§ Instructions to follow: Sort through the data and copy the lines holding the word "areas".

§ Listing:
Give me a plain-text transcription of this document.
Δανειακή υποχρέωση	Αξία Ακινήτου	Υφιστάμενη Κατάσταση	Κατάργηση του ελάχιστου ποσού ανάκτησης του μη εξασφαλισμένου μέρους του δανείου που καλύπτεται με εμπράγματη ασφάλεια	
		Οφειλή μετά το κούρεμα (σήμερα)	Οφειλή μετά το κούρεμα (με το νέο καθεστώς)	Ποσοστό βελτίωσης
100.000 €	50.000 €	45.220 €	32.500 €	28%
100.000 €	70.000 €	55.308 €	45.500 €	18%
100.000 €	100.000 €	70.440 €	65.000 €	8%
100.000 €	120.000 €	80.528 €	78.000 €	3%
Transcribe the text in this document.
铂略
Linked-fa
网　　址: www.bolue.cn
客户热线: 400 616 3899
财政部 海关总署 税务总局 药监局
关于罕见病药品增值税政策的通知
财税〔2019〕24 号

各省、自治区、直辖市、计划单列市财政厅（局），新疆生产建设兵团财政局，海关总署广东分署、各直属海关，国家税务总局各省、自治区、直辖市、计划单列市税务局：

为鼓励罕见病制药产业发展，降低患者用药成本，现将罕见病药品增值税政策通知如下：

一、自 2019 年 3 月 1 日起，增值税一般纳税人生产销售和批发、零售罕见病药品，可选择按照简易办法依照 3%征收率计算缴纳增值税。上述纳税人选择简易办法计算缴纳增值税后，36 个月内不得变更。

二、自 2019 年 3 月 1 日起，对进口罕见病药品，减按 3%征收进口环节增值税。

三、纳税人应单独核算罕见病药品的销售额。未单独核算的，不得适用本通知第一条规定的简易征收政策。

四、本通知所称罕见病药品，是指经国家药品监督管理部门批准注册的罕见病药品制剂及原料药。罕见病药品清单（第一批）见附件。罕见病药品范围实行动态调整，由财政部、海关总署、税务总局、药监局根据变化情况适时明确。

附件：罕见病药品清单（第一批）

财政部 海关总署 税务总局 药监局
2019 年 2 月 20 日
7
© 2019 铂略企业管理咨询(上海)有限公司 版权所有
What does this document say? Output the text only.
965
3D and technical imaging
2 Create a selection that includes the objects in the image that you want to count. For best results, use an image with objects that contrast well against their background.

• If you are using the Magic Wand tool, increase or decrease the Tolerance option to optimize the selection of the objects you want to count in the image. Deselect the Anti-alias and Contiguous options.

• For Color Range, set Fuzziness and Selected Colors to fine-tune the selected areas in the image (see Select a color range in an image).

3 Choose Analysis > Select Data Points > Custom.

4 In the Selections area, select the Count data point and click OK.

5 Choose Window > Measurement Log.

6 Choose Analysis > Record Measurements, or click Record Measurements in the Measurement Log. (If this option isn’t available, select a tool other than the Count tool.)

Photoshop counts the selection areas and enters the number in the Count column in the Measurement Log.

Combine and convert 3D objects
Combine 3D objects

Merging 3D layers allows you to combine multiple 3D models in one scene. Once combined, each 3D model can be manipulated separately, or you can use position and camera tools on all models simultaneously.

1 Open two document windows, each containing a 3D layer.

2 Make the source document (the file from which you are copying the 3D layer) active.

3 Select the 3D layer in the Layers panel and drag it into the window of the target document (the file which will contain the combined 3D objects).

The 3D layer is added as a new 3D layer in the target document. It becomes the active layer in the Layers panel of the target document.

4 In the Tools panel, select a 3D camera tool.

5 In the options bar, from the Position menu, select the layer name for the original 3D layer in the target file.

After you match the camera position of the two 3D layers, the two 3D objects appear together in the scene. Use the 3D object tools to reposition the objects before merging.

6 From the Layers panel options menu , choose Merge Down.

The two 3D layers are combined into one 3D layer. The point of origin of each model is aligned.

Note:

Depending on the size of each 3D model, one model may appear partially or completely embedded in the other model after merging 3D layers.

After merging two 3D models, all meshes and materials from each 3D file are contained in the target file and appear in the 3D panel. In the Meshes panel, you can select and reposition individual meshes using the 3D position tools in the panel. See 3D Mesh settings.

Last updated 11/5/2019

§ Problem solution:
• For Color Range, set Fuzziness and Selected Colors to fine-tune the selected areas in the image (see Select a color range in an image).
Photoshop counts the selection areas and enters the number in the Count column in the Measurement Log.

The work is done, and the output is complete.